§ **MATERIAL TO PROCESS**:

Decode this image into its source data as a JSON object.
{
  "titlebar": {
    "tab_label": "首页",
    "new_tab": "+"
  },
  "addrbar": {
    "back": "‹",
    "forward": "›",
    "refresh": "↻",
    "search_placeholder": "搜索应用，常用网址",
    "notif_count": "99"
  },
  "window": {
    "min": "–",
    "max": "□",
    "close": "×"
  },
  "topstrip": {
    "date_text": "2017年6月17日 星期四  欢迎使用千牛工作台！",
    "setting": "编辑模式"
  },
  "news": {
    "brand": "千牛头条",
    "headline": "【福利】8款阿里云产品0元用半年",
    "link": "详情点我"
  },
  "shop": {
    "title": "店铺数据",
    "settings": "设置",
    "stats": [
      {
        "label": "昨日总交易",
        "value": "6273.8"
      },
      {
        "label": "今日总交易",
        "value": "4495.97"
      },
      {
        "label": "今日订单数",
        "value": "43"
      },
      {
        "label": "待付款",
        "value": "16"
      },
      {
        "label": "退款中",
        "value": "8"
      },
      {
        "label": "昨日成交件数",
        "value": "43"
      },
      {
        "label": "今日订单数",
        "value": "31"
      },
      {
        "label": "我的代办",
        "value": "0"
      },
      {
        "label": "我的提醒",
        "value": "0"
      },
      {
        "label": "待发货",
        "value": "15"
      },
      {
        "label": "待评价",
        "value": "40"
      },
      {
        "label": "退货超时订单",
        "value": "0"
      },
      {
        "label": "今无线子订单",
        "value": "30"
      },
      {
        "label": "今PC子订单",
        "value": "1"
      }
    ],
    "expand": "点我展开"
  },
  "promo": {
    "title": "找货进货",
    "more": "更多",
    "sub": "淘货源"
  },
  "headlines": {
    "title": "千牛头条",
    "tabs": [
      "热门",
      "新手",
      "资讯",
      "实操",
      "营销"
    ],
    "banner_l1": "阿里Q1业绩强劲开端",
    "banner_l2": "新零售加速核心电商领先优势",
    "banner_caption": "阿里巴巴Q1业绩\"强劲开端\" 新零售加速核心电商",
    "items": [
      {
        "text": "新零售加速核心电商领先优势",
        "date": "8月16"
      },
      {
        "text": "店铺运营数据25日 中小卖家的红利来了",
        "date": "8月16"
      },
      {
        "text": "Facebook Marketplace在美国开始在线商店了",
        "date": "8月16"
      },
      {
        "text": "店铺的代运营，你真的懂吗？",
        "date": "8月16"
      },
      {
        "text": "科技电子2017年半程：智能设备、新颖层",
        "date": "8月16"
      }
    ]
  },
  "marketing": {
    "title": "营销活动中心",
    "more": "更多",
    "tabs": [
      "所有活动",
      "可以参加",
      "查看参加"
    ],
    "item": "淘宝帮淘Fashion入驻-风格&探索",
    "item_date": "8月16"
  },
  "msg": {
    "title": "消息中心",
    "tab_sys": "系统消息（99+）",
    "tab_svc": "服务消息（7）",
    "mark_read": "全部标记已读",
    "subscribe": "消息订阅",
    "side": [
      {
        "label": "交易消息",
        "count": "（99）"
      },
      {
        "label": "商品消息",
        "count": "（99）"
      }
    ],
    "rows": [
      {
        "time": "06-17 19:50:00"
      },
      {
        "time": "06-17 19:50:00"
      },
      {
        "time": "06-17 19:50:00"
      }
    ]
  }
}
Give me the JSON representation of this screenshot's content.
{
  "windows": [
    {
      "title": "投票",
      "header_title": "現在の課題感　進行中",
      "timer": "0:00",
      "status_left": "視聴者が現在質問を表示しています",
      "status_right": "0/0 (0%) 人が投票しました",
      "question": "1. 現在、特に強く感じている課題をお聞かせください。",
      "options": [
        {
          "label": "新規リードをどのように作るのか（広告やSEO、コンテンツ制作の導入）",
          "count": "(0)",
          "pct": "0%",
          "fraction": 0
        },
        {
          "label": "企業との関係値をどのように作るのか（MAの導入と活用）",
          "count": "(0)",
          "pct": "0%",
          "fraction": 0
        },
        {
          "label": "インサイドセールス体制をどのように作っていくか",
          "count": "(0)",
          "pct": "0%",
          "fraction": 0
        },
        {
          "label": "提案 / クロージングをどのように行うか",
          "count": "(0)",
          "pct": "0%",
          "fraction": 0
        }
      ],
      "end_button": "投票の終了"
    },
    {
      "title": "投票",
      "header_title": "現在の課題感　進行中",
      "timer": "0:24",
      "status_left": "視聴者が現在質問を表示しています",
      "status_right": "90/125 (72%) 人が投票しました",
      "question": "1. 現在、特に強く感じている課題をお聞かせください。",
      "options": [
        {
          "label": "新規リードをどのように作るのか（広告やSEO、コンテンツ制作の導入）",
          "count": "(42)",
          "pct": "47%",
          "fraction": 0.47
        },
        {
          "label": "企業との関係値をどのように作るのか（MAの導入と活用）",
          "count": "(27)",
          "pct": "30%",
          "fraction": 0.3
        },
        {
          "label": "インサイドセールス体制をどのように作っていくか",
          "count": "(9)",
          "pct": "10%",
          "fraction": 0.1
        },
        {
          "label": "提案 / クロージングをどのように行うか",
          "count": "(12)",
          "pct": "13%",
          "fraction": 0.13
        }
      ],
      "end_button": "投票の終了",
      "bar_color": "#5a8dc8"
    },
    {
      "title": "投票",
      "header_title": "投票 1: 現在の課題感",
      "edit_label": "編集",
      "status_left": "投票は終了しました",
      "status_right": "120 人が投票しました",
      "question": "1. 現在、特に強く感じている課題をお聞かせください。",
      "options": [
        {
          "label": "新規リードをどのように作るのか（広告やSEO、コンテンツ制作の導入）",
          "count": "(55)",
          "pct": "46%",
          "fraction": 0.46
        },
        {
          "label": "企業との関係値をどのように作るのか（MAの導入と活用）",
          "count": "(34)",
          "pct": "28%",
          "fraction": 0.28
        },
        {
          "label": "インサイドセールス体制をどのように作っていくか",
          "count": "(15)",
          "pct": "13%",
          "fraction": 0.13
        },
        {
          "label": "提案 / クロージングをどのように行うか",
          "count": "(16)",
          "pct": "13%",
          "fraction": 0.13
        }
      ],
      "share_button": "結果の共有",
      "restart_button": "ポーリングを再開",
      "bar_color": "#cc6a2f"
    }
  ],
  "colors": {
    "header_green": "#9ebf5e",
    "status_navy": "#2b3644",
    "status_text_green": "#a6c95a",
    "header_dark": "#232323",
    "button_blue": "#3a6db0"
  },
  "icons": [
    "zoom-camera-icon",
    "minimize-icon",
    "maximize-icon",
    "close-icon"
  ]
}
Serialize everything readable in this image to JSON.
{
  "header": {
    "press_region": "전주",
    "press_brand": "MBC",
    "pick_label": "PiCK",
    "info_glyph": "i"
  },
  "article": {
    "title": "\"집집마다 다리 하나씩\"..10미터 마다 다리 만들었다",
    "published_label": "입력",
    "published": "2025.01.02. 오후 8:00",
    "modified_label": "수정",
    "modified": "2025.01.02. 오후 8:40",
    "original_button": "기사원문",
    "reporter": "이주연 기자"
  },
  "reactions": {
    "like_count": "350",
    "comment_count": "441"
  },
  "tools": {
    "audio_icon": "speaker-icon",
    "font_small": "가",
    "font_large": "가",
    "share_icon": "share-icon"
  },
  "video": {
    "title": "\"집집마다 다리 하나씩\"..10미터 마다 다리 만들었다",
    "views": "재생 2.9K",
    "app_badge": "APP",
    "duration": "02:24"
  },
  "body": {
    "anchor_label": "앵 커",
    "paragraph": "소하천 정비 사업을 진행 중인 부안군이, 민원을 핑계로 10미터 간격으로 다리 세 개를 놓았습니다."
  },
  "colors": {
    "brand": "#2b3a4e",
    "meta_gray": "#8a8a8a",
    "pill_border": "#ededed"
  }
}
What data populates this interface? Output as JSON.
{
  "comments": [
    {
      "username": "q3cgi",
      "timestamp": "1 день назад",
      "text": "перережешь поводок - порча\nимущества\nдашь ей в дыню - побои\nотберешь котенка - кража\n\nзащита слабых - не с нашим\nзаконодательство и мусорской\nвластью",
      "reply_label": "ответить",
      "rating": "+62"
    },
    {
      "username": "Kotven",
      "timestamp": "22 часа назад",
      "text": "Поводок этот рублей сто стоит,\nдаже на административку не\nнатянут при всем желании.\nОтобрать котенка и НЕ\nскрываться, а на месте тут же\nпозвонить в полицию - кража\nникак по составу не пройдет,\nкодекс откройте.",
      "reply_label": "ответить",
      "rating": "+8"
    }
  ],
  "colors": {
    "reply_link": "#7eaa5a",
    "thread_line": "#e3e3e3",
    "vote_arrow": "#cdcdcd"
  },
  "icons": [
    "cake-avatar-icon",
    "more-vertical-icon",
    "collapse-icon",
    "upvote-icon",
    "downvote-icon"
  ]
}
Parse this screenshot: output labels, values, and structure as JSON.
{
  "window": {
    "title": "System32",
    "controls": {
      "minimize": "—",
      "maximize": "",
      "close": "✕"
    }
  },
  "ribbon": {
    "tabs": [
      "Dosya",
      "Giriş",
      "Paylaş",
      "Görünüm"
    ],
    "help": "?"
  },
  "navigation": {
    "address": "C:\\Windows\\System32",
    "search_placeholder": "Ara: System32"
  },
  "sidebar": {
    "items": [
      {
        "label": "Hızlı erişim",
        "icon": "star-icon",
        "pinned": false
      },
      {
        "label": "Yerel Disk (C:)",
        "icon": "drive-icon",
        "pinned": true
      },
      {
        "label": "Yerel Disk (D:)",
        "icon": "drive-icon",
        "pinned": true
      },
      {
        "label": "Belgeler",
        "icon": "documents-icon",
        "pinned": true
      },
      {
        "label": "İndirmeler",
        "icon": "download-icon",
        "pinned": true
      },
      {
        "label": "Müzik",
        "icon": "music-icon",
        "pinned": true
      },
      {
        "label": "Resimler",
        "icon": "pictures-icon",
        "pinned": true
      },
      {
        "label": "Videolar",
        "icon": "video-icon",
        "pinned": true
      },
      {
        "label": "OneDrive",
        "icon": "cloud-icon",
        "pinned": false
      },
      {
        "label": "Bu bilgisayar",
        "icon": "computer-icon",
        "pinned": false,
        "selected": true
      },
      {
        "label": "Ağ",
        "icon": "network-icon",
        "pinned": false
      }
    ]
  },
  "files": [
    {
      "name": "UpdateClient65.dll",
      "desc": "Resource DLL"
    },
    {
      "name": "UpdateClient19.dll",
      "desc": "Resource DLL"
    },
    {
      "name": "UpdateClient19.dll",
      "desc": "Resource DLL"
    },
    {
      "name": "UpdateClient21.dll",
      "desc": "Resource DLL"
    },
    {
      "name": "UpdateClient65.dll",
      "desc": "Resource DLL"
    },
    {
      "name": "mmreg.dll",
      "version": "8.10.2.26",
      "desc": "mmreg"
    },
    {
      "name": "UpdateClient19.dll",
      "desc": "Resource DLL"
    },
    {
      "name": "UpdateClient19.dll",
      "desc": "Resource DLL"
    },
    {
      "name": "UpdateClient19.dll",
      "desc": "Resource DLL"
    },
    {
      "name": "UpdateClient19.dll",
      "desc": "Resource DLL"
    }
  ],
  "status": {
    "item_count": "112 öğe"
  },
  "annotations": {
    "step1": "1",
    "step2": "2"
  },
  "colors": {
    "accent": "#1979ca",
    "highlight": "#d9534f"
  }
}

§ **GOAL**: Look for lines containing the string "data" and copy them all.

§ **SOLUTION TO THIS EXERCISE**:
Decode this image into its source data as a JSON object.
What data populates this interface? Output as JSON.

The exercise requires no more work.